Given task |
Give all the lines below again, exactly, with no pictures.

═════ Input material

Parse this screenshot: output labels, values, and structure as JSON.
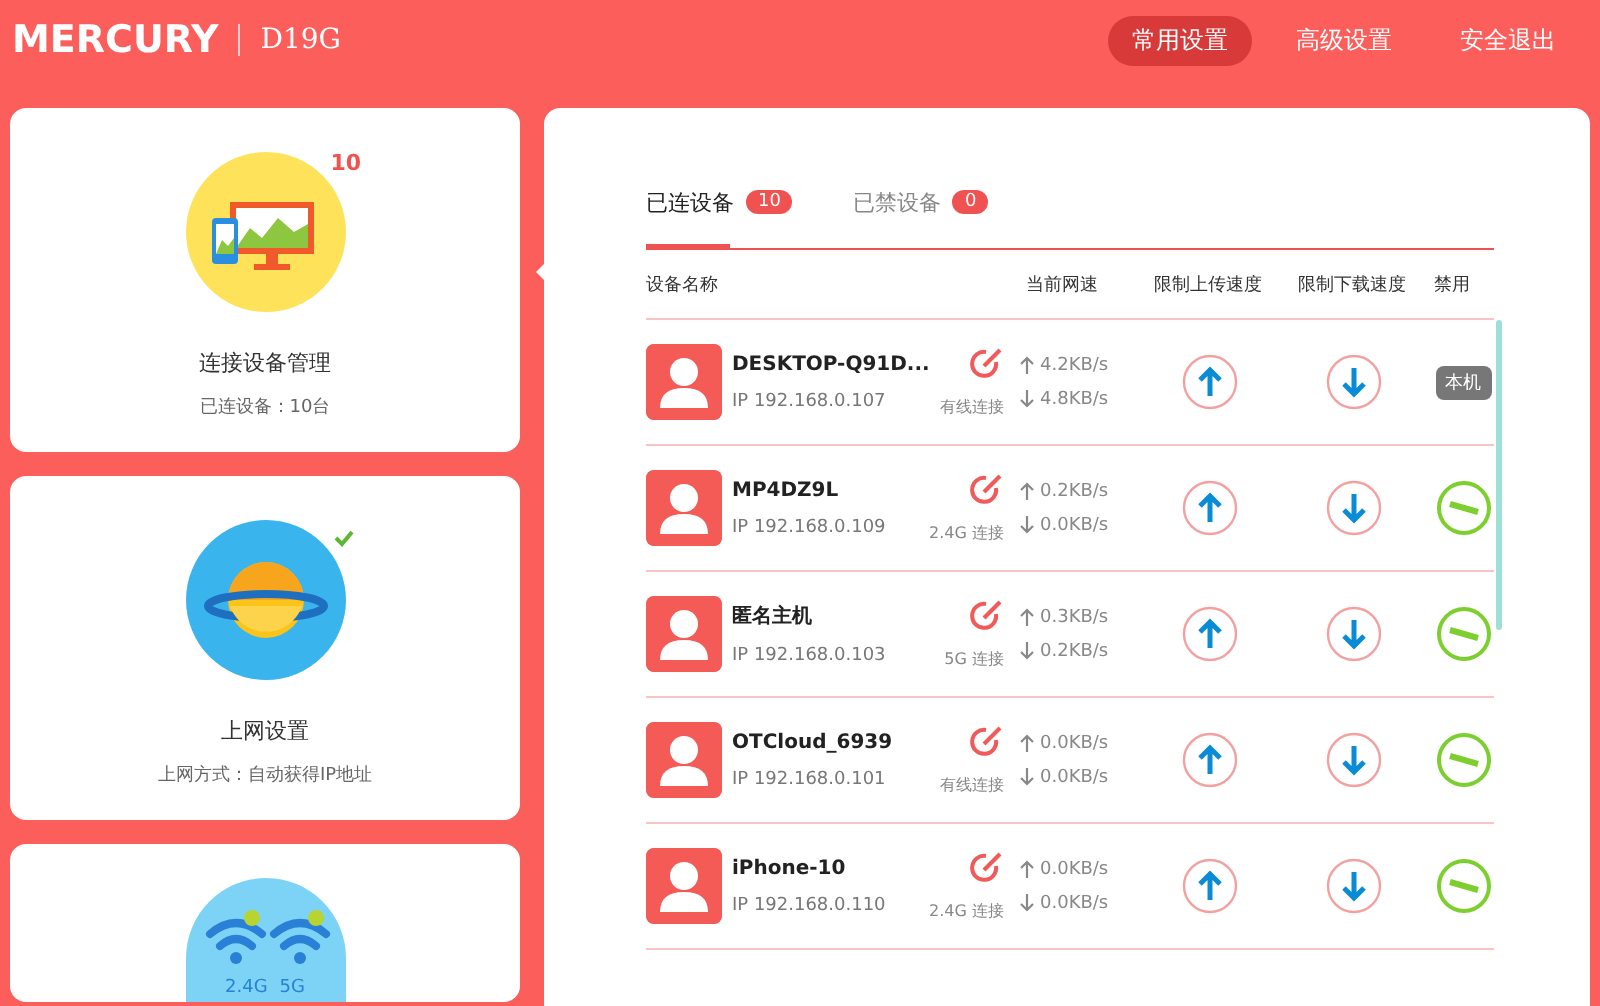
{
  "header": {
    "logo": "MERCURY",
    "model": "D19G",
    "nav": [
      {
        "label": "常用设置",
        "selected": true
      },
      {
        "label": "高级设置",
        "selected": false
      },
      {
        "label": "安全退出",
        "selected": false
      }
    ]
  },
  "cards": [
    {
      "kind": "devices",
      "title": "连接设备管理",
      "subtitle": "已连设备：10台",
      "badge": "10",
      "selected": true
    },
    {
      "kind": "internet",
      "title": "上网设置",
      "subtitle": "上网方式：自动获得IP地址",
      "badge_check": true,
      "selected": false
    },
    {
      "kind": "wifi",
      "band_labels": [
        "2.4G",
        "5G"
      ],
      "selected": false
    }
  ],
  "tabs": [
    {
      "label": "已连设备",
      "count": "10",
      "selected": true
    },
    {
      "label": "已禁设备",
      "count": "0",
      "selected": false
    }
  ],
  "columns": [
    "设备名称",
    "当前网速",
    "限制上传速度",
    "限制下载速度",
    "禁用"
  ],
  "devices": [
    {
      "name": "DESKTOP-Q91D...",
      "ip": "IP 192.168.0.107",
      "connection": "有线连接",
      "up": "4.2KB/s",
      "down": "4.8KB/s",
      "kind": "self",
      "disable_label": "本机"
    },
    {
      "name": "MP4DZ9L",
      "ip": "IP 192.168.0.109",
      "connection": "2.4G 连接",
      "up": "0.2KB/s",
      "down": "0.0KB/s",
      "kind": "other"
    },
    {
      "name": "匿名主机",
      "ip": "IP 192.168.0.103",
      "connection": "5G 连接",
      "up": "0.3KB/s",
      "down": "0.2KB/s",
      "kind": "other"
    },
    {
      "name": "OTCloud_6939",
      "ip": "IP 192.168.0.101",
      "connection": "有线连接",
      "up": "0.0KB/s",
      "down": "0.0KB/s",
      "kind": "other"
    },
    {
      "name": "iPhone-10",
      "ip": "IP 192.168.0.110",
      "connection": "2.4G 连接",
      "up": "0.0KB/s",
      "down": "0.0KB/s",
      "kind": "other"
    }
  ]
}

══════════

Exercise answer |
Parse this screenshot: output labels, values, and structure as JSON.
{
  "header": {
    "logo": "MERCURY",
    "model": "D19G",
    "nav": [
      {
        "label": "常用设置",
        "selected": true
      },
      {
        "label": "高级设置",
        "selected": false
      },
      {
        "label": "安全退出",
        "selected": false
      }
    ]
  },
  "cards": [
    {
      "kind": "devices",
      "title": "连接设备管理",
      "subtitle": "已连设备：10台",
      "badge": "10",
      "selected": true
    },
    {
      "kind": "internet",
      "title": "上网设置",
      "subtitle": "上网方式：自动获得IP地址",
      "badge_check": true,
      "selected": false
    },
    {
      "kind": "wifi",
      "band_labels": [
        "2.4G",
        "5G"
      ],
      "selected": false
    }
  ],
  "tabs": [
    {
      "label": "已连设备",
      "count": "10",
      "selected": true
    },
    {
      "label": "已禁设备",
      "count": "0",
      "selected": false
    }
  ],
  "columns": [
    "设备名称",
    "当前网速",
    "限制上传速度",
    "限制下载速度",
    "禁用"
  ],
  "devices": [
    {
      "name": "DESKTOP-Q91D...",
      "ip": "IP 192.168.0.107",
      "connection": "有线连接",
      "up": "4.2KB/s",
      "down": "4.8KB/s",
      "kind": "self",
      "disable_label": "本机"
    },
    {
      "name": "MP4DZ9L",
      "ip": "IP 192.168.0.109",
      "connection": "2.4G 连接",
      "up": "0.2KB/s",
      "down": "0.0KB/s",
      "kind": "other"
    },
    {
      "name": "匿名主机",
      "ip": "IP 192.168.0.103",
      "connection": "5G 连接",
      "up": "0.3KB/s",
      "down": "0.2KB/s",
      "kind": "other"
    },
    {
      "name": "OTCloud_6939",
      "ip": "IP 192.168.0.101",
      "connection": "有线连接",
      "up": "0.0KB/s",
      "down": "0.0KB/s",
      "kind": "other"
    },
    {
      "name": "iPhone-10",
      "ip": "IP 192.168.0.110",
      "connection": "2.4G 连接",
      "up": "0.0KB/s",
      "down": "0.0KB/s",
      "kind": "other"
    }
  ]
}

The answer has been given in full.